Required work
Filter the listing below, copying every line in which the word "subtitle" appears.

# start of Stored rows

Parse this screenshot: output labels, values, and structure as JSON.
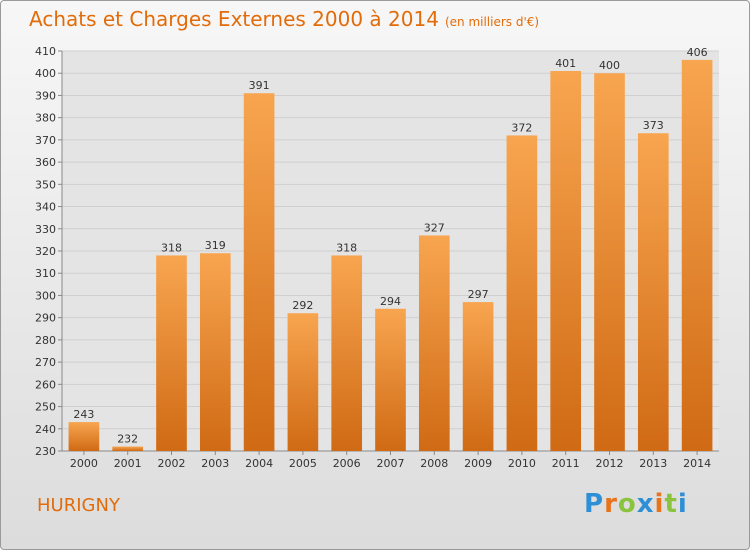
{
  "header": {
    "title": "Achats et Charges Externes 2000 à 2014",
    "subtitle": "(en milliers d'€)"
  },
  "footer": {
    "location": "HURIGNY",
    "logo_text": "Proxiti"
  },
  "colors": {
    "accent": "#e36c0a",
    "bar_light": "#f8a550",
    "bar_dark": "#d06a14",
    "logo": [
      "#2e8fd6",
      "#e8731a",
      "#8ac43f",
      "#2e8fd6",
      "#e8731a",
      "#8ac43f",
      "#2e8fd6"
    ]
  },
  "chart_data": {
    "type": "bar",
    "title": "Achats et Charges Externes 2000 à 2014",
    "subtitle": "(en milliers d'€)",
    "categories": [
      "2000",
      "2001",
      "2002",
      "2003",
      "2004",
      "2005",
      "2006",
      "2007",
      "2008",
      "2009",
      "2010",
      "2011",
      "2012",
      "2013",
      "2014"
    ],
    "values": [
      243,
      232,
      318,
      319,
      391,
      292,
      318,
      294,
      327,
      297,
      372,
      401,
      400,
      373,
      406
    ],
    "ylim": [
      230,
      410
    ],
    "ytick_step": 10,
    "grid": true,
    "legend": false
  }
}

# end of Stored rows
# start of Stored rows

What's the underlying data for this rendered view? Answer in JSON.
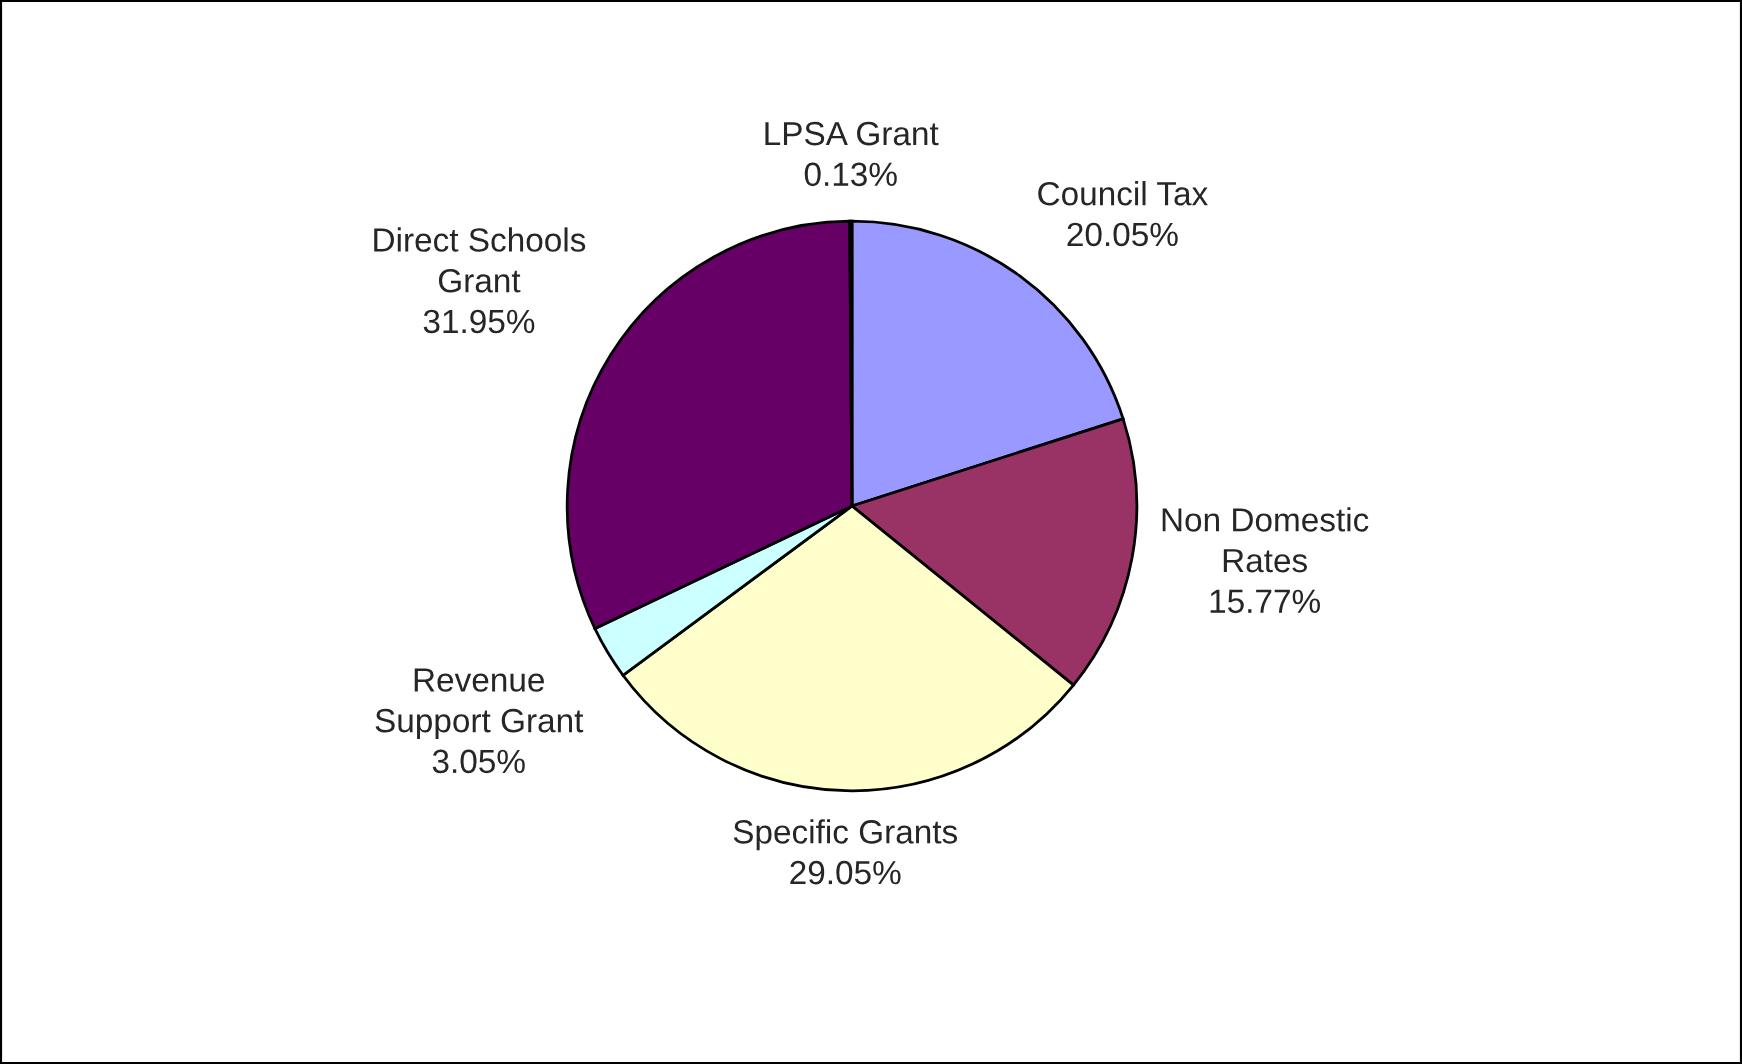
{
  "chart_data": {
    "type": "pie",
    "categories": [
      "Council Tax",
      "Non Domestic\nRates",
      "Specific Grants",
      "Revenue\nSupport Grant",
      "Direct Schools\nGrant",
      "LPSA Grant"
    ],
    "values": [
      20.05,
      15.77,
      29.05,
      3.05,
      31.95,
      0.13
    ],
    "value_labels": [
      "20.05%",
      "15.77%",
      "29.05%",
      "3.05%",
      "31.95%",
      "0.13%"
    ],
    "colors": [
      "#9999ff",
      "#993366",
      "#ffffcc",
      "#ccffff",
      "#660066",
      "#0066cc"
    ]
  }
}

# end of Stored rows

Response to the task
    "subtitle": "(en milliers d'€)"
    "subtitle": "(en milliers d'€)",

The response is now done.